◆ Task instructions
From the entries below, gather every line containing the string "name".

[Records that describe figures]
┄┄┄┄┄┄
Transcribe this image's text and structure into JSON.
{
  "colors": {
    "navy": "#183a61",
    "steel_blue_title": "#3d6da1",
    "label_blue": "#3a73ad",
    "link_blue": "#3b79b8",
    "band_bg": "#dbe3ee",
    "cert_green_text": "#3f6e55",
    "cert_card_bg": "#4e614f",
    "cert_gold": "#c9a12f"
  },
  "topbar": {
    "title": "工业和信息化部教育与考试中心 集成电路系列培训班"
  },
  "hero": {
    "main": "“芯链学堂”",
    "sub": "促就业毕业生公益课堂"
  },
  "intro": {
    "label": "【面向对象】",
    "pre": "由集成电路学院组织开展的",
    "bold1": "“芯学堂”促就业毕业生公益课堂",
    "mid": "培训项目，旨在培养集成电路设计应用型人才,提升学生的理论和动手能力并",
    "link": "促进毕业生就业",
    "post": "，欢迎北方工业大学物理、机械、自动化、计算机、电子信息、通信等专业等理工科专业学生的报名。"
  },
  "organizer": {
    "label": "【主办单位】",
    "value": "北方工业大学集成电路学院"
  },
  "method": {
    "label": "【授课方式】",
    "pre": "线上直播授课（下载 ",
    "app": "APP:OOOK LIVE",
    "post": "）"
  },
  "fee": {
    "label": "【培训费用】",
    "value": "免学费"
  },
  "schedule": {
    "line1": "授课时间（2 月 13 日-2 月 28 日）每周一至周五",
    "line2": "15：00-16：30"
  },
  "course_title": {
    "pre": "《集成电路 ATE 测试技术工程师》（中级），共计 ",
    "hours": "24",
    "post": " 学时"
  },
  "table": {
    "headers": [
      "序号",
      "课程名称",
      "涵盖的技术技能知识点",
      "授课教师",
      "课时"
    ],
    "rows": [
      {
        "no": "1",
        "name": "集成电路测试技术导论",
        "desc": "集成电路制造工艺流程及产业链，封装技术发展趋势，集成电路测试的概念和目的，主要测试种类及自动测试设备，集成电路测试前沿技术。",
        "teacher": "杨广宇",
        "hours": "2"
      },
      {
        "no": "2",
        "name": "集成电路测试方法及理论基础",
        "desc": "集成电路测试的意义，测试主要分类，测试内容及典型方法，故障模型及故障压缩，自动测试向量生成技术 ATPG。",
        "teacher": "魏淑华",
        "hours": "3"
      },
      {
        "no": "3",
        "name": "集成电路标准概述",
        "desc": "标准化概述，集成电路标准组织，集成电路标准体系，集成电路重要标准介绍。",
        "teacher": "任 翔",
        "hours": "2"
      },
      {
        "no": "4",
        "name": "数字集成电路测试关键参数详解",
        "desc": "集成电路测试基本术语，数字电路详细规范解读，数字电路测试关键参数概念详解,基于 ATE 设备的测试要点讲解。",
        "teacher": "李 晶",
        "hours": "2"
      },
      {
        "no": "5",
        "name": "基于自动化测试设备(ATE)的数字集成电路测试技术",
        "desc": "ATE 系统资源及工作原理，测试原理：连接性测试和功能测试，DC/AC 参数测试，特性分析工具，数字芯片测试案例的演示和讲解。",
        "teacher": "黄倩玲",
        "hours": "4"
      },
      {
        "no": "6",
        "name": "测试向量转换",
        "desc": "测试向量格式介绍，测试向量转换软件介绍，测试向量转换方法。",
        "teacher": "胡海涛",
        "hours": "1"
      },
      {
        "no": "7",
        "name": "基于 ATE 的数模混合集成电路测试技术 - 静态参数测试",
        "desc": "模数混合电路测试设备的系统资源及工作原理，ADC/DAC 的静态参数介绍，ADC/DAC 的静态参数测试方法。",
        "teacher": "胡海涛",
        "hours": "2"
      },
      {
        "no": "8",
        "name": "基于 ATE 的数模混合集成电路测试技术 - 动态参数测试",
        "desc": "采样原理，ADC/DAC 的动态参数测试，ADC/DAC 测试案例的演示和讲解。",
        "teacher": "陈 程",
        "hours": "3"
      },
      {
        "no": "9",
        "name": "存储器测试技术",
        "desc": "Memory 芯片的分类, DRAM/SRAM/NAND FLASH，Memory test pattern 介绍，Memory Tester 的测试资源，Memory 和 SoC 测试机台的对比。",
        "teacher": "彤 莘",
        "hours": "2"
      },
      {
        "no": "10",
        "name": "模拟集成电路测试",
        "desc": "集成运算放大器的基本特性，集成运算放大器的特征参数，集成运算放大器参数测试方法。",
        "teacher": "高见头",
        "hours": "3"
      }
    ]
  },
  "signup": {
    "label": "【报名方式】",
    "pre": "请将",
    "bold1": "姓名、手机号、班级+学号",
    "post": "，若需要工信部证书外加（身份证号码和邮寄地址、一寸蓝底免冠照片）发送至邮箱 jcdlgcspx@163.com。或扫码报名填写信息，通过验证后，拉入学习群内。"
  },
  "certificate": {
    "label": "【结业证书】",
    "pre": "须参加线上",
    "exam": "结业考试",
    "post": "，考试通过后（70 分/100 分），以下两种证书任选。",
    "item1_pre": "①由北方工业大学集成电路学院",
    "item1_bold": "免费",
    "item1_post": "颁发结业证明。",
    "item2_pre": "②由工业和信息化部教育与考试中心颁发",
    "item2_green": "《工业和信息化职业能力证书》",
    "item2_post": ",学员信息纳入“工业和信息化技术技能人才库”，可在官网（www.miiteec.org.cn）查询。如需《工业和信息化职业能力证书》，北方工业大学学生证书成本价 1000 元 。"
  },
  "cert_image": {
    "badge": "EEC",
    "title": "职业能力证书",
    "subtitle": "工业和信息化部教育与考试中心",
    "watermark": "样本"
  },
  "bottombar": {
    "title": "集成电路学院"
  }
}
┄┄┄┄┄┄
◆ Correct response
        "name": "集成电路测试技术导论",
        "name": "集成电路测试方法及理论基础",
        "name": "集成电路标准概述",
        "name": "数字集成电路测试关键参数详解",
        "name": "基于自动化测试设备(ATE)的数字集成电路测试技术",
        "name": "测试向量转换",
        "name": "基于 ATE 的数模混合集成电路测试技术 - 静态参数测试",
        "name": "基于 ATE 的数模混合集成电路测试技术 - 动态参数测试",
        "name": "存储器测试技术",
        "name": "模拟集成电路测试",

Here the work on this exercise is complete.